Required work: Retype the records below word for word and omit any image.

Extracted data entries
# # # #
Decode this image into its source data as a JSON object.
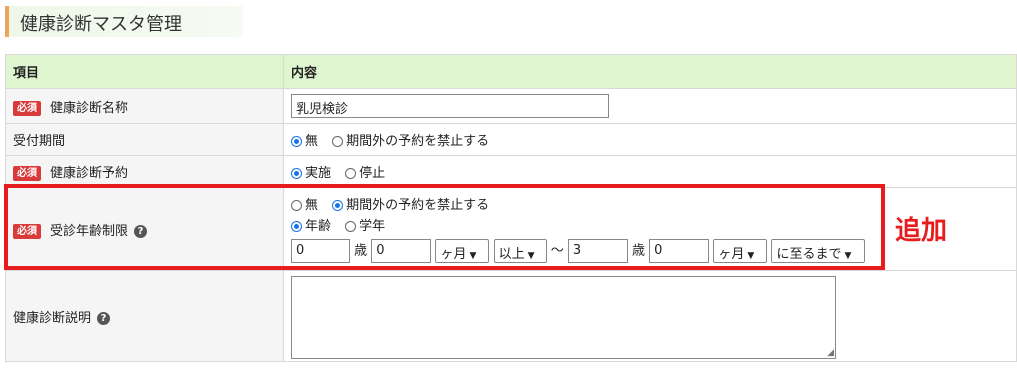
{
  "page": {
    "title": "健康診断マスタ管理"
  },
  "table": {
    "header": {
      "item": "項目",
      "content": "内容"
    },
    "required_badge": "必須",
    "rows": {
      "name": {
        "label": "健康診断名称",
        "value": "乳児検診"
      },
      "reception": {
        "label": "受付期間",
        "options": [
          "無",
          "期間外の予約を禁止する"
        ],
        "selected": "無"
      },
      "reservation": {
        "label": "健康診断予約",
        "options": [
          "実施",
          "停止"
        ],
        "selected": "実施"
      },
      "age_limit": {
        "label": "受診年齢制限",
        "options": [
          "無",
          "期間外の予約を禁止する"
        ],
        "selected": "期間外の予約を禁止する",
        "basis_options": [
          "年齢",
          "学年"
        ],
        "basis_selected": "年齢",
        "from_years": "0",
        "years_unit": "歳",
        "from_months": "0",
        "months_select": "ヶ月",
        "comparator": "以上",
        "tilde": "〜",
        "to_years": "3",
        "to_months": "0",
        "until": "に至るまで"
      },
      "description": {
        "label": "健康診断説明",
        "value": ""
      }
    }
  },
  "annotation": {
    "text": "追加",
    "color": "#e81c1c"
  }
}
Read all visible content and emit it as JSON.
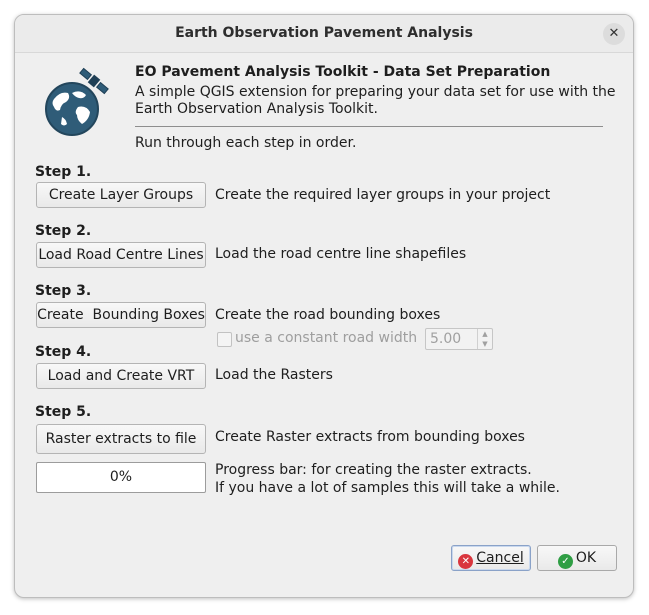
{
  "window": {
    "title": "Earth Observation Pavement Analysis",
    "close_icon": "close-icon"
  },
  "header": {
    "logo_icon": "globe-satellite-icon",
    "heading": "EO Pavement Analysis Toolkit - Data Set Preparation",
    "description_line1": "A simple QGIS extension for preparing your data set for use with the",
    "description_line2": "Earth Observation Analysis Toolkit.",
    "instruction": "Run through each step in order."
  },
  "steps": [
    {
      "label": "Step 1.",
      "button": "Create Layer Groups",
      "description": "Create the required layer groups in your project"
    },
    {
      "label": "Step 2.",
      "button": "Load Road Centre Lines",
      "description": "Load the road centre line shapefiles"
    },
    {
      "label": "Step 3.",
      "button": "Create  Bounding Boxes",
      "description": "Create the road bounding boxes"
    },
    {
      "label": "Step 4.",
      "button": "Load and Create VRT",
      "description": "Load the Rasters"
    },
    {
      "label": "Step 5.",
      "button": "Raster extracts to file",
      "description": "Create Raster extracts from bounding boxes"
    }
  ],
  "road_width": {
    "checkbox_label": "use a constant road width",
    "checked": false,
    "value": "5.00"
  },
  "progress": {
    "value_text": "0%",
    "percent": 0,
    "note_line1": "Progress bar: for creating the raster extracts.",
    "note_line2": "If you have a lot of samples this will take a while."
  },
  "buttons": {
    "cancel": "Cancel",
    "ok": "OK",
    "cancel_mnemonic": "C",
    "ok_mnemonic": "O"
  }
}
# # # #
Response for this exercise:
Decode this image into its source data as a JSON object.
{
  "page": {
    "title": "健康診断マスタ管理"
  },
  "table": {
    "header": {
      "item": "項目",
      "content": "内容"
    },
    "required_badge": "必須",
    "rows": {
      "name": {
        "label": "健康診断名称",
        "value": "乳児検診"
      },
      "reception": {
        "label": "受付期間",
        "options": [
          "無",
          "期間外の予約を禁止する"
        ],
        "selected": "無"
      },
      "reservation": {
        "label": "健康診断予約",
        "options": [
          "実施",
          "停止"
        ],
        "selected": "実施"
      },
      "age_limit": {
        "label": "受診年齢制限",
        "options": [
          "無",
          "期間外の予約を禁止する"
        ],
        "selected": "期間外の予約を禁止する",
        "basis_options": [
          "年齢",
          "学年"
        ],
        "basis_selected": "年齢",
        "from_years": "0",
        "years_unit": "歳",
        "from_months": "0",
        "months_select": "ヶ月",
        "comparator": "以上",
        "tilde": "〜",
        "to_years": "3",
        "to_months": "0",
        "until": "に至るまで"
      },
      "description": {
        "label": "健康診断説明",
        "value": ""
      }
    }
  },
  "annotation": {
    "text": "追加",
    "color": "#e81c1c"
  }
}
Read all visible content and emit it as JSON.
{
  "window": {
    "title": "Earth Observation Pavement Analysis",
    "close_icon": "close-icon"
  },
  "header": {
    "logo_icon": "globe-satellite-icon",
    "heading": "EO Pavement Analysis Toolkit - Data Set Preparation",
    "description_line1": "A simple QGIS extension for preparing your data set for use with the",
    "description_line2": "Earth Observation Analysis Toolkit.",
    "instruction": "Run through each step in order."
  },
  "steps": [
    {
      "label": "Step 1.",
      "button": "Create Layer Groups",
      "description": "Create the required layer groups in your project"
    },
    {
      "label": "Step 2.",
      "button": "Load Road Centre Lines",
      "description": "Load the road centre line shapefiles"
    },
    {
      "label": "Step 3.",
      "button": "Create  Bounding Boxes",
      "description": "Create the road bounding boxes"
    },
    {
      "label": "Step 4.",
      "button": "Load and Create VRT",
      "description": "Load the Rasters"
    },
    {
      "label": "Step 5.",
      "button": "Raster extracts to file",
      "description": "Create Raster extracts from bounding boxes"
    }
  ],
  "road_width": {
    "checkbox_label": "use a constant road width",
    "checked": false,
    "value": "5.00"
  },
  "progress": {
    "value_text": "0%",
    "percent": 0,
    "note_line1": "Progress bar: for creating the raster extracts.",
    "note_line2": "If you have a lot of samples this will take a while."
  },
  "buttons": {
    "cancel": "Cancel",
    "ok": "OK",
    "cancel_mnemonic": "C",
    "ok_mnemonic": "O"
  }
}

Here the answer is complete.